Show all lines of the listing that hold the word "Temperatura".

Records to use:
+ + + +

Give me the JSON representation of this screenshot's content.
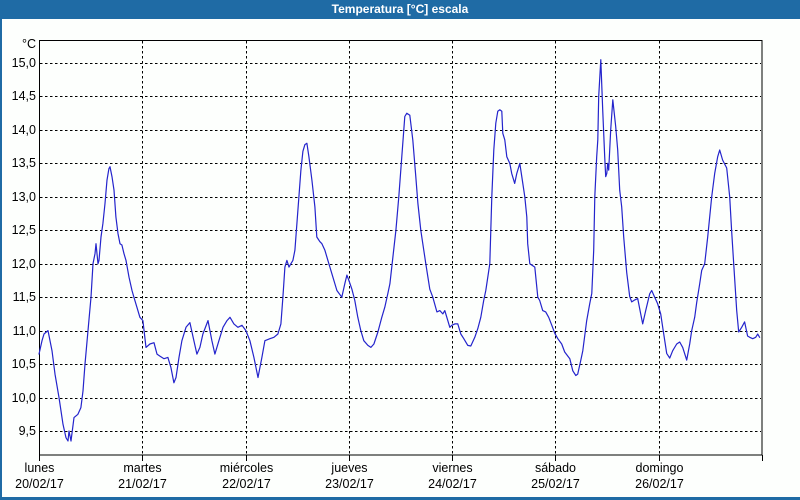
{
  "window": {
    "title": "Temperatura [°C] escala"
  },
  "colors": {
    "titlebar_bg": "#1F6BA5",
    "border": "#1F6BA5",
    "line": "#2424CC",
    "grid": "#000000",
    "frame": "#000000",
    "text": "#000000",
    "background": "#FDFFFD"
  },
  "chart_data": {
    "type": "line",
    "title": "Temperatura [°C] escala",
    "grid": true,
    "legend": "none",
    "y_axis": {
      "unit_label": "°C",
      "min": 9.5,
      "max": 15.0,
      "tick_step": 0.5,
      "tick_labels": [
        "15,0",
        "14,5",
        "14,0",
        "13,5",
        "13,0",
        "12,5",
        "12,0",
        "11,5",
        "11,0",
        "10,5",
        "10,0",
        "9,5"
      ],
      "tick_values": [
        15.0,
        14.5,
        14.0,
        13.5,
        13.0,
        12.5,
        12.0,
        11.5,
        11.0,
        10.5,
        10.0,
        9.5
      ]
    },
    "x_axis": {
      "range_days": 7,
      "days": [
        {
          "name": "lunes",
          "date": "20/02/17"
        },
        {
          "name": "martes",
          "date": "21/02/17"
        },
        {
          "name": "miércoles",
          "date": "22/02/17"
        },
        {
          "name": "jueves",
          "date": "23/02/17"
        },
        {
          "name": "viernes",
          "date": "24/02/17"
        },
        {
          "name": "sábado",
          "date": "25/02/17"
        },
        {
          "name": "domingo",
          "date": "26/02/17"
        }
      ]
    },
    "series": [
      {
        "name": "Temperatura",
        "unit": "°C",
        "x_unit": "days since 20/02/17 00:00",
        "points": [
          [
            0.0,
            10.65
          ],
          [
            0.029,
            10.85
          ],
          [
            0.048,
            10.95
          ],
          [
            0.087,
            11.0
          ],
          [
            0.126,
            10.7
          ],
          [
            0.155,
            10.35
          ],
          [
            0.194,
            10.0
          ],
          [
            0.232,
            9.6
          ],
          [
            0.261,
            9.4
          ],
          [
            0.281,
            9.35
          ],
          [
            0.29,
            9.5
          ],
          [
            0.31,
            9.35
          ],
          [
            0.339,
            9.7
          ],
          [
            0.377,
            9.75
          ],
          [
            0.406,
            9.85
          ],
          [
            0.426,
            10.1
          ],
          [
            0.445,
            10.5
          ],
          [
            0.474,
            11.0
          ],
          [
            0.503,
            11.5
          ],
          [
            0.523,
            12.0
          ],
          [
            0.542,
            12.15
          ],
          [
            0.552,
            12.3
          ],
          [
            0.571,
            12.0
          ],
          [
            0.581,
            12.05
          ],
          [
            0.6,
            12.4
          ],
          [
            0.619,
            12.6
          ],
          [
            0.639,
            12.9
          ],
          [
            0.658,
            13.25
          ],
          [
            0.677,
            13.42
          ],
          [
            0.687,
            13.45
          ],
          [
            0.707,
            13.3
          ],
          [
            0.726,
            13.1
          ],
          [
            0.745,
            12.7
          ],
          [
            0.765,
            12.45
          ],
          [
            0.784,
            12.3
          ],
          [
            0.803,
            12.28
          ],
          [
            0.823,
            12.15
          ],
          [
            0.842,
            12.05
          ],
          [
            0.871,
            11.8
          ],
          [
            0.9,
            11.6
          ],
          [
            0.919,
            11.5
          ],
          [
            0.948,
            11.35
          ],
          [
            0.977,
            11.2
          ],
          [
            1.006,
            11.15
          ],
          [
            1.036,
            10.75
          ],
          [
            1.074,
            10.8
          ],
          [
            1.113,
            10.82
          ],
          [
            1.142,
            10.65
          ],
          [
            1.171,
            10.62
          ],
          [
            1.21,
            10.58
          ],
          [
            1.248,
            10.6
          ],
          [
            1.277,
            10.45
          ],
          [
            1.306,
            10.22
          ],
          [
            1.326,
            10.3
          ],
          [
            1.355,
            10.6
          ],
          [
            1.384,
            10.85
          ],
          [
            1.423,
            11.05
          ],
          [
            1.461,
            11.12
          ],
          [
            1.5,
            10.85
          ],
          [
            1.529,
            10.65
          ],
          [
            1.558,
            10.75
          ],
          [
            1.587,
            10.95
          ],
          [
            1.636,
            11.15
          ],
          [
            1.674,
            10.85
          ],
          [
            1.703,
            10.65
          ],
          [
            1.742,
            10.85
          ],
          [
            1.781,
            11.05
          ],
          [
            1.82,
            11.15
          ],
          [
            1.849,
            11.2
          ],
          [
            1.887,
            11.1
          ],
          [
            1.926,
            11.05
          ],
          [
            1.965,
            11.08
          ],
          [
            2.003,
            11.0
          ],
          [
            2.042,
            10.85
          ],
          [
            2.081,
            10.6
          ],
          [
            2.12,
            10.3
          ],
          [
            2.158,
            10.6
          ],
          [
            2.187,
            10.85
          ],
          [
            2.236,
            10.88
          ],
          [
            2.274,
            10.9
          ],
          [
            2.313,
            10.95
          ],
          [
            2.342,
            11.1
          ],
          [
            2.361,
            11.5
          ],
          [
            2.381,
            11.95
          ],
          [
            2.4,
            12.05
          ],
          [
            2.42,
            11.95
          ],
          [
            2.439,
            12.0
          ],
          [
            2.458,
            12.05
          ],
          [
            2.478,
            12.2
          ],
          [
            2.507,
            12.8
          ],
          [
            2.536,
            13.4
          ],
          [
            2.555,
            13.68
          ],
          [
            2.574,
            13.78
          ],
          [
            2.594,
            13.8
          ],
          [
            2.613,
            13.6
          ],
          [
            2.642,
            13.25
          ],
          [
            2.671,
            12.85
          ],
          [
            2.69,
            12.4
          ],
          [
            2.719,
            12.33
          ],
          [
            2.739,
            12.3
          ],
          [
            2.768,
            12.2
          ],
          [
            2.797,
            12.05
          ],
          [
            2.836,
            11.85
          ],
          [
            2.884,
            11.6
          ],
          [
            2.932,
            11.5
          ],
          [
            2.961,
            11.7
          ],
          [
            2.981,
            11.83
          ],
          [
            3.0,
            11.75
          ],
          [
            3.029,
            11.62
          ],
          [
            3.058,
            11.45
          ],
          [
            3.087,
            11.2
          ],
          [
            3.116,
            11.0
          ],
          [
            3.145,
            10.85
          ],
          [
            3.184,
            10.78
          ],
          [
            3.213,
            10.75
          ],
          [
            3.242,
            10.8
          ],
          [
            3.281,
            10.98
          ],
          [
            3.319,
            11.2
          ],
          [
            3.348,
            11.35
          ],
          [
            3.377,
            11.55
          ],
          [
            3.397,
            11.7
          ],
          [
            3.426,
            12.1
          ],
          [
            3.455,
            12.5
          ],
          [
            3.484,
            13.0
          ],
          [
            3.513,
            13.6
          ],
          [
            3.542,
            14.2
          ],
          [
            3.561,
            14.25
          ],
          [
            3.59,
            14.22
          ],
          [
            3.619,
            13.85
          ],
          [
            3.648,
            13.3
          ],
          [
            3.668,
            12.9
          ],
          [
            3.697,
            12.5
          ],
          [
            3.716,
            12.3
          ],
          [
            3.745,
            12.0
          ],
          [
            3.765,
            11.8
          ],
          [
            3.784,
            11.62
          ],
          [
            3.813,
            11.5
          ],
          [
            3.852,
            11.28
          ],
          [
            3.881,
            11.3
          ],
          [
            3.91,
            11.25
          ],
          [
            3.929,
            11.3
          ],
          [
            3.958,
            11.15
          ],
          [
            3.977,
            11.05
          ],
          [
            3.997,
            11.08
          ],
          [
            4.026,
            11.1
          ],
          [
            4.055,
            11.1
          ],
          [
            4.084,
            10.95
          ],
          [
            4.113,
            10.88
          ],
          [
            4.152,
            10.78
          ],
          [
            4.181,
            10.77
          ],
          [
            4.219,
            10.9
          ],
          [
            4.248,
            11.03
          ],
          [
            4.277,
            11.2
          ],
          [
            4.306,
            11.45
          ],
          [
            4.326,
            11.6
          ],
          [
            4.345,
            11.8
          ],
          [
            4.365,
            12.0
          ],
          [
            4.384,
            13.0
          ],
          [
            4.403,
            13.7
          ],
          [
            4.423,
            14.1
          ],
          [
            4.442,
            14.28
          ],
          [
            4.461,
            14.3
          ],
          [
            4.481,
            14.28
          ],
          [
            4.49,
            13.95
          ],
          [
            4.51,
            13.85
          ],
          [
            4.529,
            13.6
          ],
          [
            4.558,
            13.5
          ],
          [
            4.577,
            13.35
          ],
          [
            4.606,
            13.2
          ],
          [
            4.626,
            13.35
          ],
          [
            4.655,
            13.5
          ],
          [
            4.684,
            13.2
          ],
          [
            4.703,
            13.0
          ],
          [
            4.723,
            12.7
          ],
          [
            4.732,
            12.3
          ],
          [
            4.752,
            12.0
          ],
          [
            4.781,
            11.97
          ],
          [
            4.8,
            11.95
          ],
          [
            4.829,
            11.5
          ],
          [
            4.848,
            11.45
          ],
          [
            4.877,
            11.3
          ],
          [
            4.906,
            11.28
          ],
          [
            4.935,
            11.2
          ],
          [
            4.965,
            11.08
          ],
          [
            4.994,
            10.96
          ],
          [
            5.023,
            10.88
          ],
          [
            5.061,
            10.8
          ],
          [
            5.09,
            10.68
          ],
          [
            5.139,
            10.58
          ],
          [
            5.168,
            10.4
          ],
          [
            5.197,
            10.33
          ],
          [
            5.216,
            10.35
          ],
          [
            5.245,
            10.55
          ],
          [
            5.265,
            10.7
          ],
          [
            5.303,
            11.15
          ],
          [
            5.332,
            11.4
          ],
          [
            5.352,
            11.56
          ],
          [
            5.371,
            12.2
          ],
          [
            5.381,
            13.0
          ],
          [
            5.4,
            13.6
          ],
          [
            5.41,
            13.85
          ],
          [
            5.419,
            14.5
          ],
          [
            5.439,
            15.05
          ],
          [
            5.458,
            14.3
          ],
          [
            5.477,
            13.6
          ],
          [
            5.487,
            13.3
          ],
          [
            5.497,
            13.35
          ],
          [
            5.506,
            13.5
          ],
          [
            5.516,
            13.4
          ],
          [
            5.535,
            14.0
          ],
          [
            5.555,
            14.45
          ],
          [
            5.584,
            14.05
          ],
          [
            5.603,
            13.7
          ],
          [
            5.622,
            13.1
          ],
          [
            5.642,
            12.85
          ],
          [
            5.661,
            12.4
          ],
          [
            5.69,
            11.87
          ],
          [
            5.719,
            11.51
          ],
          [
            5.738,
            11.43
          ],
          [
            5.768,
            11.46
          ],
          [
            5.797,
            11.48
          ],
          [
            5.826,
            11.25
          ],
          [
            5.845,
            11.1
          ],
          [
            5.874,
            11.3
          ],
          [
            5.913,
            11.55
          ],
          [
            5.932,
            11.6
          ],
          [
            5.961,
            11.5
          ],
          [
            5.99,
            11.4
          ],
          [
            6.019,
            11.25
          ],
          [
            6.039,
            11.05
          ],
          [
            6.077,
            10.66
          ],
          [
            6.106,
            10.59
          ],
          [
            6.135,
            10.7
          ],
          [
            6.174,
            10.8
          ],
          [
            6.203,
            10.83
          ],
          [
            6.232,
            10.75
          ],
          [
            6.271,
            10.56
          ],
          [
            6.3,
            10.8
          ],
          [
            6.319,
            11.0
          ],
          [
            6.348,
            11.2
          ],
          [
            6.368,
            11.42
          ],
          [
            6.397,
            11.7
          ],
          [
            6.416,
            11.9
          ],
          [
            6.445,
            12.0
          ],
          [
            6.474,
            12.4
          ],
          [
            6.513,
            13.0
          ],
          [
            6.542,
            13.35
          ],
          [
            6.571,
            13.6
          ],
          [
            6.59,
            13.7
          ],
          [
            6.619,
            13.55
          ],
          [
            6.658,
            13.43
          ],
          [
            6.687,
            13.0
          ],
          [
            6.706,
            12.5
          ],
          [
            6.726,
            12.0
          ],
          [
            6.755,
            11.3
          ],
          [
            6.774,
            10.98
          ],
          [
            6.803,
            11.05
          ],
          [
            6.832,
            11.13
          ],
          [
            6.861,
            10.92
          ],
          [
            6.881,
            10.9
          ],
          [
            6.91,
            10.88
          ],
          [
            6.939,
            10.9
          ],
          [
            6.958,
            10.95
          ],
          [
            6.977,
            10.9
          ]
        ]
      }
    ]
  }
}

+ + + +

Exercise answer:
    "title": "Temperatura [°C] escala"
    "title": "Temperatura [°C] escala",
        "name": "Temperatura",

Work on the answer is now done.